- **TASK PROMPT**: Below is a block of records. Copy every line in it that contains the word "compartimiento".

- **EXTRACTED MATERIAL**:

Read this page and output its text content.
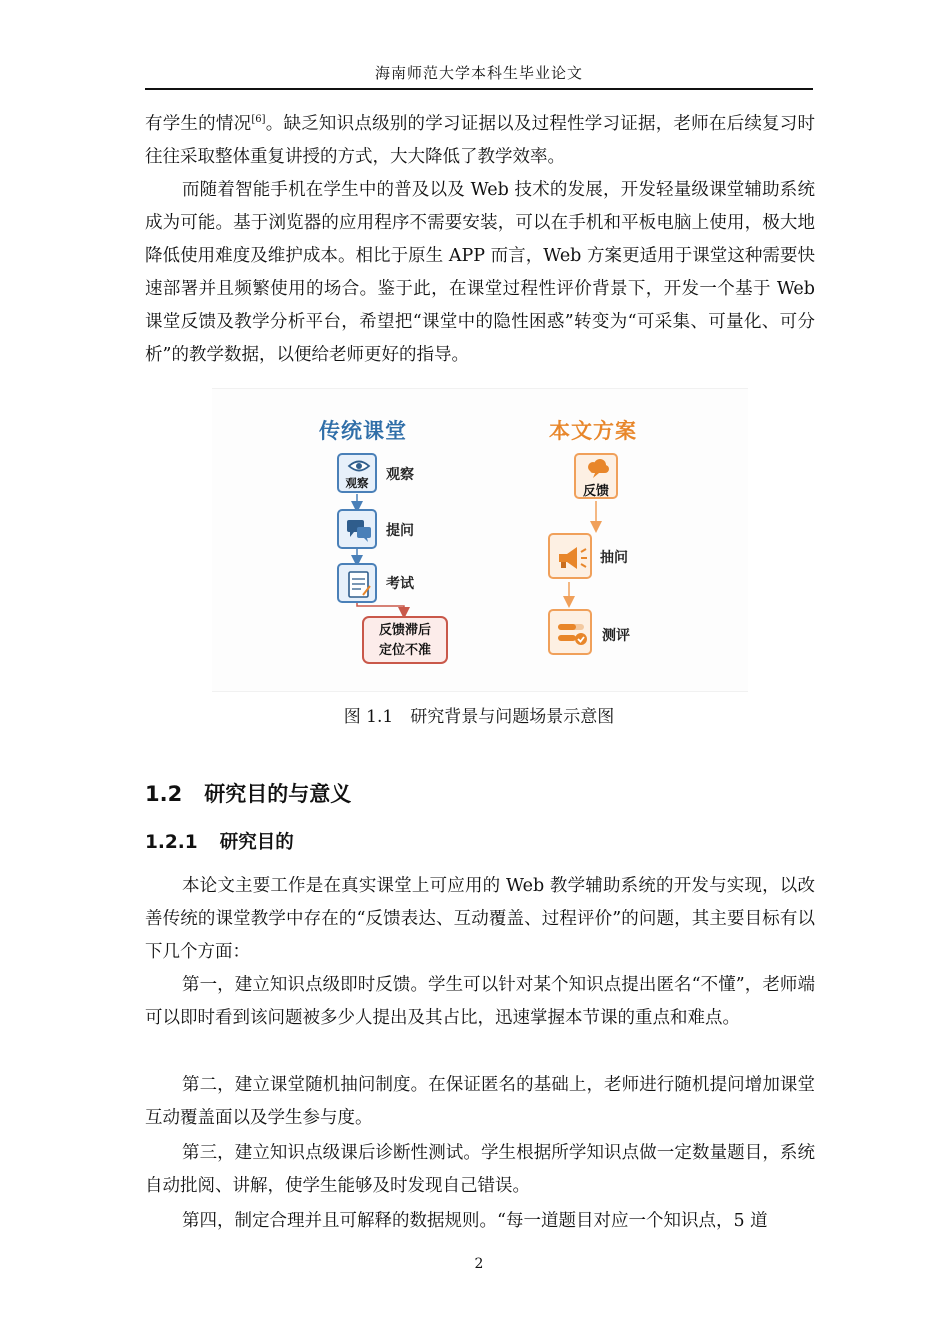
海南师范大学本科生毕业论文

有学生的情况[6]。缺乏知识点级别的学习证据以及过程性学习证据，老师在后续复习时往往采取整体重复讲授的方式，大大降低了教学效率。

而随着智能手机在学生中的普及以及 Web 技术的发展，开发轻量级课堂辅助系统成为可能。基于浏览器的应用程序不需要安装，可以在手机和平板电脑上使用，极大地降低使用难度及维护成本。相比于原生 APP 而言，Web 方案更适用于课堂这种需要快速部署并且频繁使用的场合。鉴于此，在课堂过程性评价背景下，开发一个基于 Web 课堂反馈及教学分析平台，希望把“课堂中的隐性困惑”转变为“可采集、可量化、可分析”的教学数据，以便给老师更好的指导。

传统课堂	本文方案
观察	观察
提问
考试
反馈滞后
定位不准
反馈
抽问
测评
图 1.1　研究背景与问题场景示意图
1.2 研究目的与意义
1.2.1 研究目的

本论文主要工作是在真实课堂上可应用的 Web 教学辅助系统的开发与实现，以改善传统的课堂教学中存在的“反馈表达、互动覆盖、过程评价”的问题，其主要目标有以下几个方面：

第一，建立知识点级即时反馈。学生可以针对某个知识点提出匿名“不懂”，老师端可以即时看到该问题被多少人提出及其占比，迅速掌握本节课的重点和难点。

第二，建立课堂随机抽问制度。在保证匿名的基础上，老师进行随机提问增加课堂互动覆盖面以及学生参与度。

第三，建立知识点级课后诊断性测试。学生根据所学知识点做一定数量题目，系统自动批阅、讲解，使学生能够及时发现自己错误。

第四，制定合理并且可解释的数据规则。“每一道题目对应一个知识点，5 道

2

* * *

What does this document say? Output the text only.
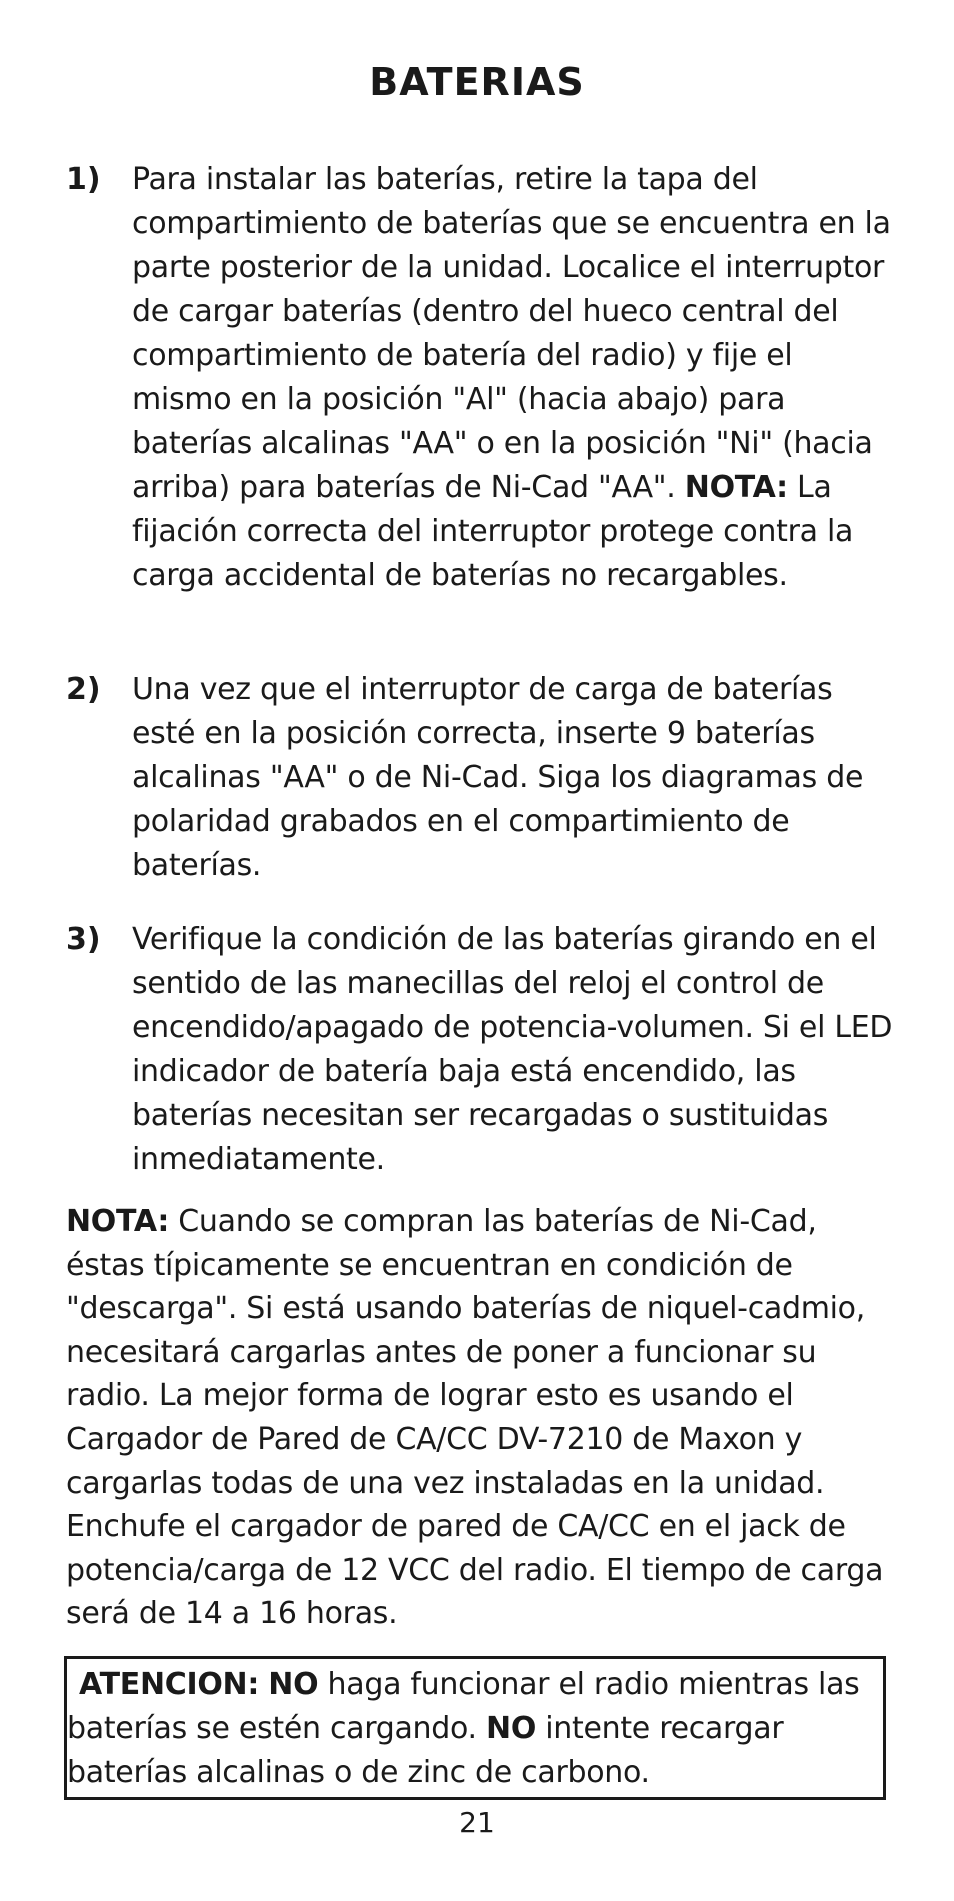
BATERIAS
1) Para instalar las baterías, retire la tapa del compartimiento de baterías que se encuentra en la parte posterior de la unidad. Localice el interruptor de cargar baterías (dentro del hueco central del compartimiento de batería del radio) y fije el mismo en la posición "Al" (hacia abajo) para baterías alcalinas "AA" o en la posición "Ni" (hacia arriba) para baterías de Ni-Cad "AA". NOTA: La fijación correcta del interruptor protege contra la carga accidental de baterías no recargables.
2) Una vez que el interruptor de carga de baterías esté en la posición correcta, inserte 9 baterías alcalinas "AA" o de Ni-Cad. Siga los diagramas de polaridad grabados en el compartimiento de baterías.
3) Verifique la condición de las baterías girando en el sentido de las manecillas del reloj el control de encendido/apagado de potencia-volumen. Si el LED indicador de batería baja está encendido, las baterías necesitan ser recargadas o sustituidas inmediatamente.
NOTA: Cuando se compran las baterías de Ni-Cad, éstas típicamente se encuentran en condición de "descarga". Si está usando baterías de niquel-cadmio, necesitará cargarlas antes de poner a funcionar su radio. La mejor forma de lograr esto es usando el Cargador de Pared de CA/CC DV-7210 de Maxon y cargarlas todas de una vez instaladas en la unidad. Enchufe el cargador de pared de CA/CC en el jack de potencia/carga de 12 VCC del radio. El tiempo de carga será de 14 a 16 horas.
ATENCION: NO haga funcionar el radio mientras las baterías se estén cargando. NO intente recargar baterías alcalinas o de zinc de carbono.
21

- **RESULT**:
1) Para instalar las baterías, retire la tapa del compartimiento de baterías que se encuentra en la parte posterior de la unidad. Localice el interruptor de cargar baterías (dentro del hueco central del compartimiento de batería del radio) y fije el mismo en la posición "Al" (hacia abajo) para baterías alcalinas "AA" o en la posición "Ni" (hacia arriba) para baterías de Ni-Cad "AA". NOTA: La fijación correcta del interruptor protege contra la carga accidental de baterías no recargables.
2) Una vez que el interruptor de carga de baterías esté en la posición correcta, inserte 9 baterías alcalinas "AA" o de Ni-Cad. Siga los diagramas de polaridad grabados en el compartimiento de baterías.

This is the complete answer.